Your task:
Copy out all lines with the word "zurück" in them.

Saved entries:
>>>
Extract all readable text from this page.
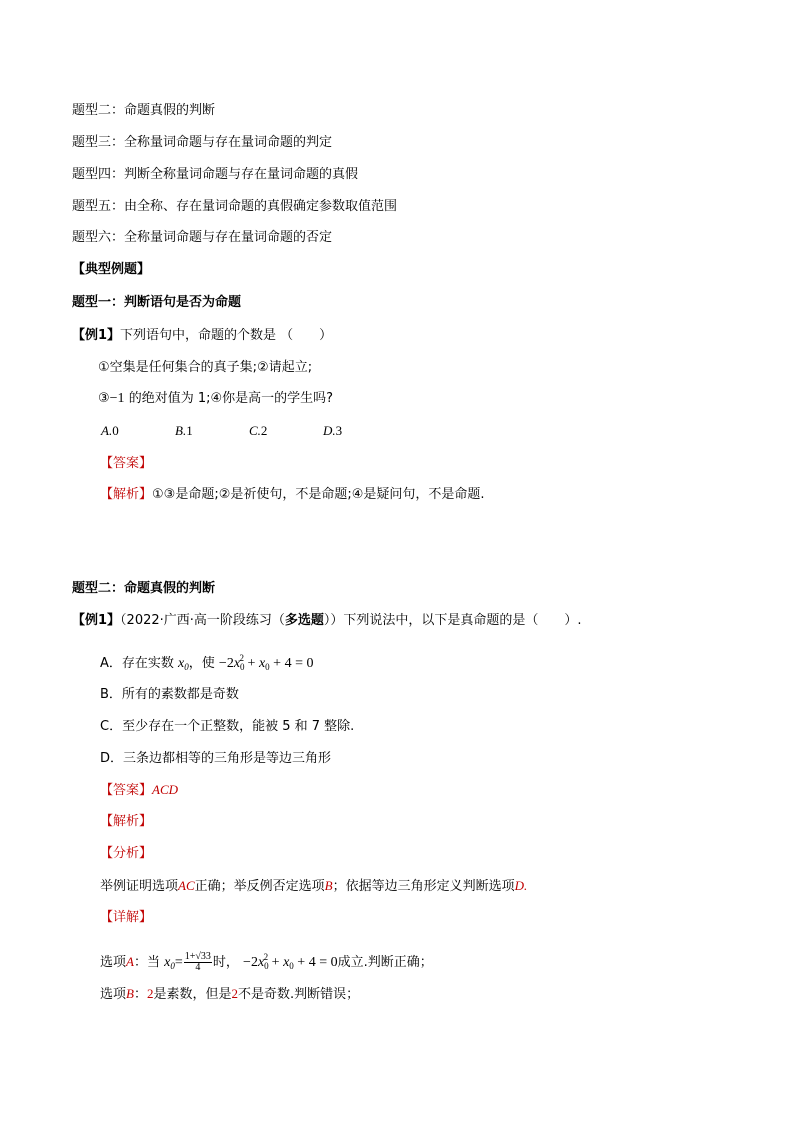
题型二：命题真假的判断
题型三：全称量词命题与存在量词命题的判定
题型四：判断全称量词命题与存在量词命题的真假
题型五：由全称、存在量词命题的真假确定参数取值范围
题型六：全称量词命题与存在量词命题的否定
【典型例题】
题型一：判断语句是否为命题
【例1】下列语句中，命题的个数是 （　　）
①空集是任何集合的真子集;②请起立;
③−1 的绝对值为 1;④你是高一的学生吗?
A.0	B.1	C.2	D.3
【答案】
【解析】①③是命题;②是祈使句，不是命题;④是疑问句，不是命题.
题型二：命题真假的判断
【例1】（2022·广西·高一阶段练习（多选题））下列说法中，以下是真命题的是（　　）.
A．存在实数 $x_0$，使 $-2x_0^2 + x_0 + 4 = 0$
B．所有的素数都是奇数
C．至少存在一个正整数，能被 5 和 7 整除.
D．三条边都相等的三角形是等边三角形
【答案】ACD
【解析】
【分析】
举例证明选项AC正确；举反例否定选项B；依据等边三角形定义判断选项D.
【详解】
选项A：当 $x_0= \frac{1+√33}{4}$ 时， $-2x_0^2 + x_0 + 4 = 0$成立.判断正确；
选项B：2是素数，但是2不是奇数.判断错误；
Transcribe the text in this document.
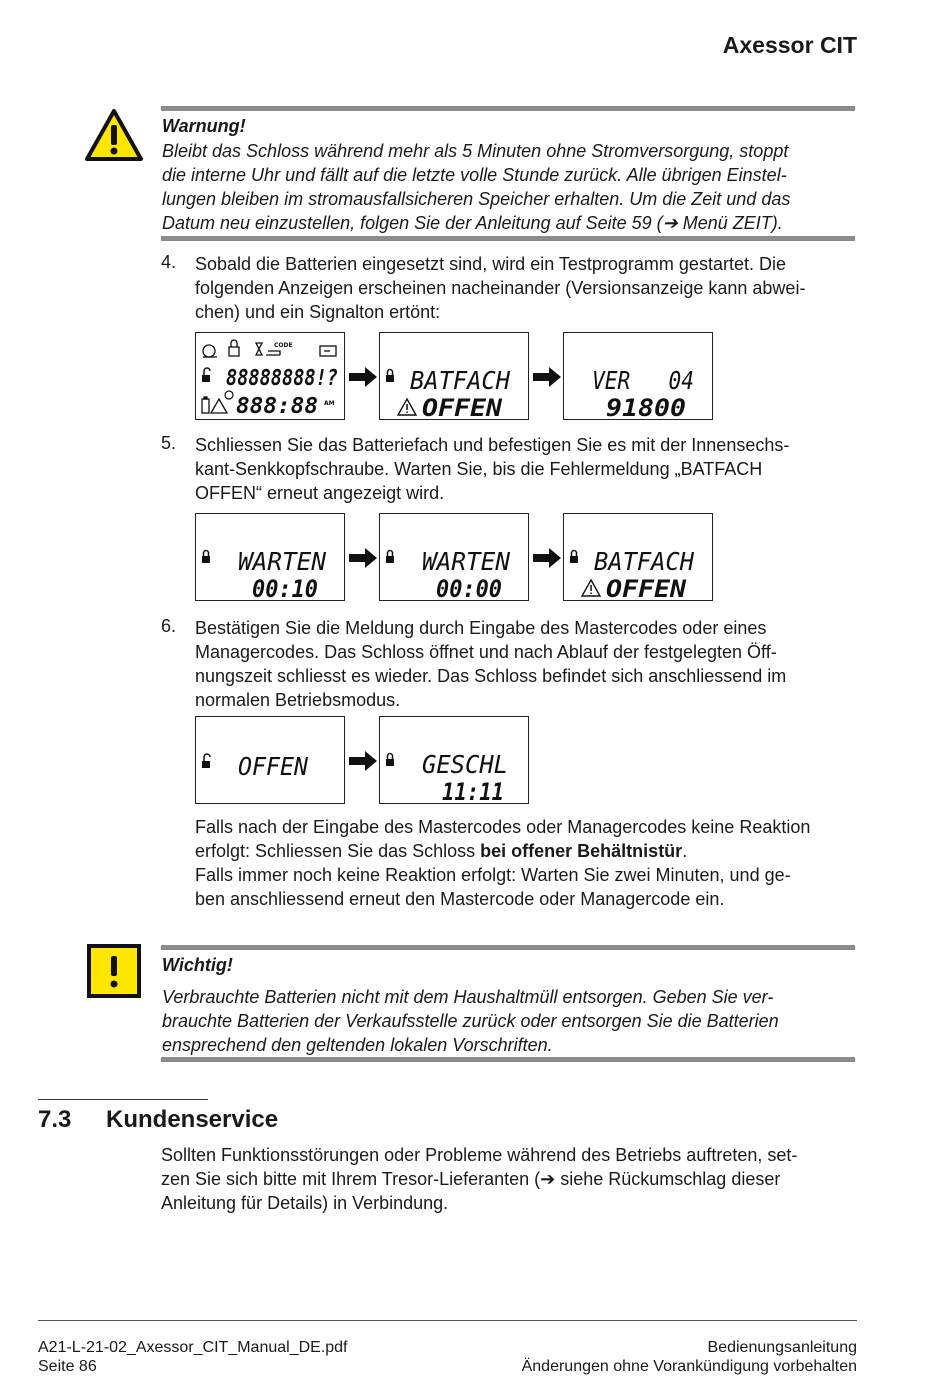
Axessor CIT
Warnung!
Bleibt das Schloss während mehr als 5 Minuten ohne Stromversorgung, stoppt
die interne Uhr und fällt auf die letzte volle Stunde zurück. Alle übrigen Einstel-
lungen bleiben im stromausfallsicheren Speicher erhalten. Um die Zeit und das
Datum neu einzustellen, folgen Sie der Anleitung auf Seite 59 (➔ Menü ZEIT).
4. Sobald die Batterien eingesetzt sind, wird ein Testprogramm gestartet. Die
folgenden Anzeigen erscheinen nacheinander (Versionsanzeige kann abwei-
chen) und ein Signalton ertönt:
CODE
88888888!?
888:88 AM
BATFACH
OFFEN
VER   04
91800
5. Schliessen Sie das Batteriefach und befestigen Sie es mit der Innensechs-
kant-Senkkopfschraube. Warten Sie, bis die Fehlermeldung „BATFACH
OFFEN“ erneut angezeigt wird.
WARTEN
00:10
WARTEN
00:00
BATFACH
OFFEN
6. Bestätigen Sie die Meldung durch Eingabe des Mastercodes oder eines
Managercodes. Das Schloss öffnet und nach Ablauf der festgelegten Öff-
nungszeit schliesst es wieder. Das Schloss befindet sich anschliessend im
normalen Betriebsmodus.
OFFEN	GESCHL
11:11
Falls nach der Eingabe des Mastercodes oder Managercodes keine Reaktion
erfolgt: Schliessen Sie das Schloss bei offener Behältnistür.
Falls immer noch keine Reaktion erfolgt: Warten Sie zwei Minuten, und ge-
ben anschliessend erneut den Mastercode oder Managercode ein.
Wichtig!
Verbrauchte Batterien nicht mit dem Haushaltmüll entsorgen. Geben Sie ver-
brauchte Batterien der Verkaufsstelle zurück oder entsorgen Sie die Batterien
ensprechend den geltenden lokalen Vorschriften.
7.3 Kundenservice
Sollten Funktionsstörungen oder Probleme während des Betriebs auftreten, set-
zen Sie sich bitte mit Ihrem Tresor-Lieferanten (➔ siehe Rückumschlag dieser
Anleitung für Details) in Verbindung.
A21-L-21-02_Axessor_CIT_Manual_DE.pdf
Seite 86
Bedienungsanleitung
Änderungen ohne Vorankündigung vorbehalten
<<<
Right answer:
die interne Uhr und fällt auf die letzte volle Stunde zurück. Alle übrigen Einstel-
brauchte Batterien der Verkaufsstelle zurück oder entsorgen Sie die Batterien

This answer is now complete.